**Task description:** Copy each line with the word "completed" in it.

** begin Extracted information **

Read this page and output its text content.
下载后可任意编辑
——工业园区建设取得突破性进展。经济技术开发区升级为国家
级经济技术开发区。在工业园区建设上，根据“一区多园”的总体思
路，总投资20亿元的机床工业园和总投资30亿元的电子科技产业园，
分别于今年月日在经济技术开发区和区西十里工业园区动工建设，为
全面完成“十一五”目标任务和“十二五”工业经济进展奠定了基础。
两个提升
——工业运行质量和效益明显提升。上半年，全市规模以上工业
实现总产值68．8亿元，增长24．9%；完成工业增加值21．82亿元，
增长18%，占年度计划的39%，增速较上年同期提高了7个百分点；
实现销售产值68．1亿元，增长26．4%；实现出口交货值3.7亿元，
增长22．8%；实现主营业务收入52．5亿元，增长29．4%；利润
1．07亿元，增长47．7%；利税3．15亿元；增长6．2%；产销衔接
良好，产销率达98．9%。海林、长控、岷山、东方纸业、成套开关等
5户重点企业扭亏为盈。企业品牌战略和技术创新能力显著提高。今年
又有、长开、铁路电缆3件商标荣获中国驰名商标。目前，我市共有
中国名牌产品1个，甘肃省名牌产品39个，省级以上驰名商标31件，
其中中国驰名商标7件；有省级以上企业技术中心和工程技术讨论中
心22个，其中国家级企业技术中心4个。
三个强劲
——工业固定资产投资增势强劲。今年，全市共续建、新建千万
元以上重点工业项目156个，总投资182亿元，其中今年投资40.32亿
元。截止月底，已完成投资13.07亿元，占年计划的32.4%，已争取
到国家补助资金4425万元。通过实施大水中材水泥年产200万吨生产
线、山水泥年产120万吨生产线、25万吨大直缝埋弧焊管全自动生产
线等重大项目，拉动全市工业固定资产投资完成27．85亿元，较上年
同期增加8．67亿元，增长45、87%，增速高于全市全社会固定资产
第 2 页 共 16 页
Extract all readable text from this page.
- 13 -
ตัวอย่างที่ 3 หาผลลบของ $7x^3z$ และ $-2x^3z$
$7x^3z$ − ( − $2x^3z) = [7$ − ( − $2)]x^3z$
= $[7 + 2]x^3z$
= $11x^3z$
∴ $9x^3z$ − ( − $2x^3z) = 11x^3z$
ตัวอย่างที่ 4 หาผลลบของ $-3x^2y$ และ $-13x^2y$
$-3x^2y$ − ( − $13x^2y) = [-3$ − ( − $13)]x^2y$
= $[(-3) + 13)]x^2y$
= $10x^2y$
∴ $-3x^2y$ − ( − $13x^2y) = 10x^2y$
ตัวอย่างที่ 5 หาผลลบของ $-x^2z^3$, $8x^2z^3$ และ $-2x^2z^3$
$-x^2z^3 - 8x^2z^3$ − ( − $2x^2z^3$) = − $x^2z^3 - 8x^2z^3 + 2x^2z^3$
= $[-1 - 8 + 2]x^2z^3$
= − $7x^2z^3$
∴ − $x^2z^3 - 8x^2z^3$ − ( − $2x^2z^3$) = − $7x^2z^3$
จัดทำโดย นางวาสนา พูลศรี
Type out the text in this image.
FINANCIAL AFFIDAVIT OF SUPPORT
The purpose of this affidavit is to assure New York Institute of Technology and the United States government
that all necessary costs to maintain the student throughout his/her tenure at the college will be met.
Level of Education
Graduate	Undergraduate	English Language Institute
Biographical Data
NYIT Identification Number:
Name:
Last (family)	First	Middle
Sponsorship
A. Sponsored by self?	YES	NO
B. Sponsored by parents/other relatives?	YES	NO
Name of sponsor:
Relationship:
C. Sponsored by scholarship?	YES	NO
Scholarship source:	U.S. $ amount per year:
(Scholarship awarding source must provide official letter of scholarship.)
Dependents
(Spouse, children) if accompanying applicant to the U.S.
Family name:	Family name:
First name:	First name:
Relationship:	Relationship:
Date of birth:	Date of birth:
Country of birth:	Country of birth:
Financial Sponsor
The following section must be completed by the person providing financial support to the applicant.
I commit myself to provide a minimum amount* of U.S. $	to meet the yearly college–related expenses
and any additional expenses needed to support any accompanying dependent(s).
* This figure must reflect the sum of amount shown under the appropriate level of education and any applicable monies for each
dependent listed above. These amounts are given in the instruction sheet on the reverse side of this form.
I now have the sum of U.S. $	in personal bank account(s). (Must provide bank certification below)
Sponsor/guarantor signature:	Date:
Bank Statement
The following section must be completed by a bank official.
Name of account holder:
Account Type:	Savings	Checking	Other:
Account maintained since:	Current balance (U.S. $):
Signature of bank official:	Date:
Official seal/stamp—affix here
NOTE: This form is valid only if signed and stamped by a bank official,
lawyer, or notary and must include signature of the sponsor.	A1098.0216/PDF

** end Extracted information **

**Written answer:**
The following section must be completed by the person providing financial support to the applicant.
The following section must be completed by a bank official.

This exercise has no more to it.